* Start *
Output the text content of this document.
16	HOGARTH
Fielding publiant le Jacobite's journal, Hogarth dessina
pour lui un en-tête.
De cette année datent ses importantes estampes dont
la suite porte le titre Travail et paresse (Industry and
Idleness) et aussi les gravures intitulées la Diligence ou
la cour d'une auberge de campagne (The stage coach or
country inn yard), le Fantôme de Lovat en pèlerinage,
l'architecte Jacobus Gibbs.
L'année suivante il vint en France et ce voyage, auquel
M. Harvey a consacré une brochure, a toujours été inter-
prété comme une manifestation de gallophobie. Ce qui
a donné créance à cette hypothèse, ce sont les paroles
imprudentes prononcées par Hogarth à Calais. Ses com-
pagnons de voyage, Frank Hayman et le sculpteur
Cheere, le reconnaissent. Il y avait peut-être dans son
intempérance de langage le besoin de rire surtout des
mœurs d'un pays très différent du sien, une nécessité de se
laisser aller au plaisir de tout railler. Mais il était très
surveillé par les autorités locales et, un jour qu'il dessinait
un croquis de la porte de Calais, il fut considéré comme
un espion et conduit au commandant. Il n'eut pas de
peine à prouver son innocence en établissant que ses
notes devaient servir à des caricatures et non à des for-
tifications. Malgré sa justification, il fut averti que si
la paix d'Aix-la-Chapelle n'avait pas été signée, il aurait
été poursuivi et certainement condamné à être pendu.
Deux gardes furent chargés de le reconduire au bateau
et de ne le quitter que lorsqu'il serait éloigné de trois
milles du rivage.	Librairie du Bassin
* End *
### [The request]
Above are the records; retype every one exactly.

### [Written solution]
Output the text content of this document.
16	HOGARTH
Fielding publiant le Jacobite's journal, Hogarth dessina
pour lui un en-tête.
De cette année datent ses importantes estampes dont
la suite porte le titre Travail et paresse (Industry and
Idleness) et aussi les gravures intitulées la Diligence ou
la cour d'une auberge de campagne (The stage coach or
country inn yard), le Fantôme de Lovat en pèlerinage,
l'architecte Jacobus Gibbs.
L'année suivante il vint en France et ce voyage, auquel
M. Harvey a consacré une brochure, a toujours été inter-
prété comme une manifestation de gallophobie. Ce qui
a donné créance à cette hypothèse, ce sont les paroles
imprudentes prononcées par Hogarth à Calais. Ses com-
pagnons de voyage, Frank Hayman et le sculpteur
Cheere, le reconnaissent. Il y avait peut-être dans son
intempérance de langage le besoin de rire surtout des
mœurs d'un pays très différent du sien, une nécessité de se
laisser aller au plaisir de tout railler. Mais il était très
surveillé par les autorités locales et, un jour qu'il dessinait
un croquis de la porte de Calais, il fut considéré comme
un espion et conduit au commandant. Il n'eut pas de
peine à prouver son innocence en établissant que ses
notes devaient servir à des caricatures et non à des for-
tifications. Malgré sa justification, il fut averti que si
la paix d'Aix-la-Chapelle n'avait pas été signée, il aurait
été poursuivi et certainement condamné à être pendu.
Deux gardes furent chargés de le reconduire au bateau
et de ne le quitter que lorsqu'il serait éloigné de trois
milles du rivage.	Librairie du Bassin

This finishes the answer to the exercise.